[START PROVIDED RECORDS]
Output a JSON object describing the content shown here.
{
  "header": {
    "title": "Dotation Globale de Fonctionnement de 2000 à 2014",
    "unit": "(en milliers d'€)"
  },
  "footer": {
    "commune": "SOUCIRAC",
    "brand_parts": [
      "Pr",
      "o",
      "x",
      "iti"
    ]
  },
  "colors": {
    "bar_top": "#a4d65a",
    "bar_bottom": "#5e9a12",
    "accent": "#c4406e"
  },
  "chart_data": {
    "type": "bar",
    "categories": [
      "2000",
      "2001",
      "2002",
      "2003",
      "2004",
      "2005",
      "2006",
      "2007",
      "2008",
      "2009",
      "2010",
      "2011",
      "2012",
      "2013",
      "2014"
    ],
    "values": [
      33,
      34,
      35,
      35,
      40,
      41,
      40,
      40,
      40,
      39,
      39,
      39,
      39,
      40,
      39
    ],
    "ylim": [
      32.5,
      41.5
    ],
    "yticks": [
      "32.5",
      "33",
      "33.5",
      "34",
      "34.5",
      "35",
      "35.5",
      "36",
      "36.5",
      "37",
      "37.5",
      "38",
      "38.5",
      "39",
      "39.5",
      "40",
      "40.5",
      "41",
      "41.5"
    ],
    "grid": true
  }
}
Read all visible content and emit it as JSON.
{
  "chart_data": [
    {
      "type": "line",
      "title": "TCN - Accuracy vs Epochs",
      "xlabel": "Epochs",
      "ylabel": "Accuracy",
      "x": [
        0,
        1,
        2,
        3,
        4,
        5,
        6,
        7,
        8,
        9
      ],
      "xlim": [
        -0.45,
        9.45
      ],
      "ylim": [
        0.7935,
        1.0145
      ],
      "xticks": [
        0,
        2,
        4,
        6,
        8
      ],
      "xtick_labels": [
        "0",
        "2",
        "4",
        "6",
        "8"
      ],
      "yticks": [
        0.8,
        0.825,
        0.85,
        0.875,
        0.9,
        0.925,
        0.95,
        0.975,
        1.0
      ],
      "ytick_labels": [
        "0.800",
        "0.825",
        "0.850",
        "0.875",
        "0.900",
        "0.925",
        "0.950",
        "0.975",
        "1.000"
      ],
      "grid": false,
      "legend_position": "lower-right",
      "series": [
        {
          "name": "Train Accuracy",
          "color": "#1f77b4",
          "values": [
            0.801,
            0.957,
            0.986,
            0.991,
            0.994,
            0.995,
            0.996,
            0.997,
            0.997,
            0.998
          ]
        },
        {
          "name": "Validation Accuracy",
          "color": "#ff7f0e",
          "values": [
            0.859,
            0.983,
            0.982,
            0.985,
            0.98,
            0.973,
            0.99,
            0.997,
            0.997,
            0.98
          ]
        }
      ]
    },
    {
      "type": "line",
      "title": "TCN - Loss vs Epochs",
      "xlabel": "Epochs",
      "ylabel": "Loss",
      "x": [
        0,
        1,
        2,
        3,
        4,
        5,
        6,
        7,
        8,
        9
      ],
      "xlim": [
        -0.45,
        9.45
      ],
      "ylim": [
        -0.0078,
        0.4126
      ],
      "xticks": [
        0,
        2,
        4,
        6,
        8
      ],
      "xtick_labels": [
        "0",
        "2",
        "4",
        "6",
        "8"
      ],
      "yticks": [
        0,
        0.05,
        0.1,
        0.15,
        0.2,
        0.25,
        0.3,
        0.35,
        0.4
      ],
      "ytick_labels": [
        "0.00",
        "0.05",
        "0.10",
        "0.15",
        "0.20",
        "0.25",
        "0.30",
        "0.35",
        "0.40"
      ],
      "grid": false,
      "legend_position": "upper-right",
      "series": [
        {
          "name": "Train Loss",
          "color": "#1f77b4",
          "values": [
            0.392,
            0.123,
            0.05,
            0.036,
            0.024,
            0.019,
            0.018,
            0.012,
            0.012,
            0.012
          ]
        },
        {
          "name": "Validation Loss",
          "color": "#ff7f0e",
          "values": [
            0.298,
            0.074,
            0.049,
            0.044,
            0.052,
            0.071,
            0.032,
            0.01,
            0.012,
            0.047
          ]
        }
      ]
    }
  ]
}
[END PROVIDED RECORDS]
- **YOUR INSTRUCTIONS**: Write out the entries in full, exactly as given.

- **EXERCISE SOLUTION**:
Output a JSON object describing the content shown here.
{
  "header": {
    "title": "Dotation Globale de Fonctionnement de 2000 à 2014",
    "unit": "(en milliers d'€)"
  },
  "footer": {
    "commune": "SOUCIRAC",
    "brand_parts": [
      "Pr",
      "o",
      "x",
      "iti"
    ]
  },
  "colors": {
    "bar_top": "#a4d65a",
    "bar_bottom": "#5e9a12",
    "accent": "#c4406e"
  },
  "chart_data": {
    "type": "bar",
    "categories": [
      "2000",
      "2001",
      "2002",
      "2003",
      "2004",
      "2005",
      "2006",
      "2007",
      "2008",
      "2009",
      "2010",
      "2011",
      "2012",
      "2013",
      "2014"
    ],
    "values": [
      33,
      34,
      35,
      35,
      40,
      41,
      40,
      40,
      40,
      39,
      39,
      39,
      39,
      40,
      39
    ],
    "ylim": [
      32.5,
      41.5
    ],
    "yticks": [
      "32.5",
      "33",
      "33.5",
      "34",
      "34.5",
      "35",
      "35.5",
      "36",
      "36.5",
      "37",
      "37.5",
      "38",
      "38.5",
      "39",
      "39.5",
      "40",
      "40.5",
      "41",
      "41.5"
    ],
    "grid": true
  }
}
Read all visible content and emit it as JSON.
{
  "chart_data": [
    {
      "type": "line",
      "title": "TCN - Accuracy vs Epochs",
      "xlabel": "Epochs",
      "ylabel": "Accuracy",
      "x": [
        0,
        1,
        2,
        3,
        4,
        5,
        6,
        7,
        8,
        9
      ],
      "xlim": [
        -0.45,
        9.45
      ],
      "ylim": [
        0.7935,
        1.0145
      ],
      "xticks": [
        0,
        2,
        4,
        6,
        8
      ],
      "xtick_labels": [
        "0",
        "2",
        "4",
        "6",
        "8"
      ],
      "yticks": [
        0.8,
        0.825,
        0.85,
        0.875,
        0.9,
        0.925,
        0.95,
        0.975,
        1.0
      ],
      "ytick_labels": [
        "0.800",
        "0.825",
        "0.850",
        "0.875",
        "0.900",
        "0.925",
        "0.950",
        "0.975",
        "1.000"
      ],
      "grid": false,
      "legend_position": "lower-right",
      "series": [
        {
          "name": "Train Accuracy",
          "color": "#1f77b4",
          "values": [
            0.801,
            0.957,
            0.986,
            0.991,
            0.994,
            0.995,
            0.996,
            0.997,
            0.997,
            0.998
          ]
        },
        {
          "name": "Validation Accuracy",
          "color": "#ff7f0e",
          "values": [
            0.859,
            0.983,
            0.982,
            0.985,
            0.98,
            0.973,
            0.99,
            0.997,
            0.997,
            0.98
          ]
        }
      ]
    },
    {
      "type": "line",
      "title": "TCN - Loss vs Epochs",
      "xlabel": "Epochs",
      "ylabel": "Loss",
      "x": [
        0,
        1,
        2,
        3,
        4,
        5,
        6,
        7,
        8,
        9
      ],
      "xlim": [
        -0.45,
        9.45
      ],
      "ylim": [
        -0.0078,
        0.4126
      ],
      "xticks": [
        0,
        2,
        4,
        6,
        8
      ],
      "xtick_labels": [
        "0",
        "2",
        "4",
        "6",
        "8"
      ],
      "yticks": [
        0,
        0.05,
        0.1,
        0.15,
        0.2,
        0.25,
        0.3,
        0.35,
        0.4
      ],
      "ytick_labels": [
        "0.00",
        "0.05",
        "0.10",
        "0.15",
        "0.20",
        "0.25",
        "0.30",
        "0.35",
        "0.40"
      ],
      "grid": false,
      "legend_position": "upper-right",
      "series": [
        {
          "name": "Train Loss",
          "color": "#1f77b4",
          "values": [
            0.392,
            0.123,
            0.05,
            0.036,
            0.024,
            0.019,
            0.018,
            0.012,
            0.012,
            0.012
          ]
        },
        {
          "name": "Validation Loss",
          "color": "#ff7f0e",
          "values": [
            0.298,
            0.074,
            0.049,
            0.044,
            0.052,
            0.071,
            0.032,
            0.01,
            0.012,
            0.047
          ]
        }
      ]
    }
  ]
}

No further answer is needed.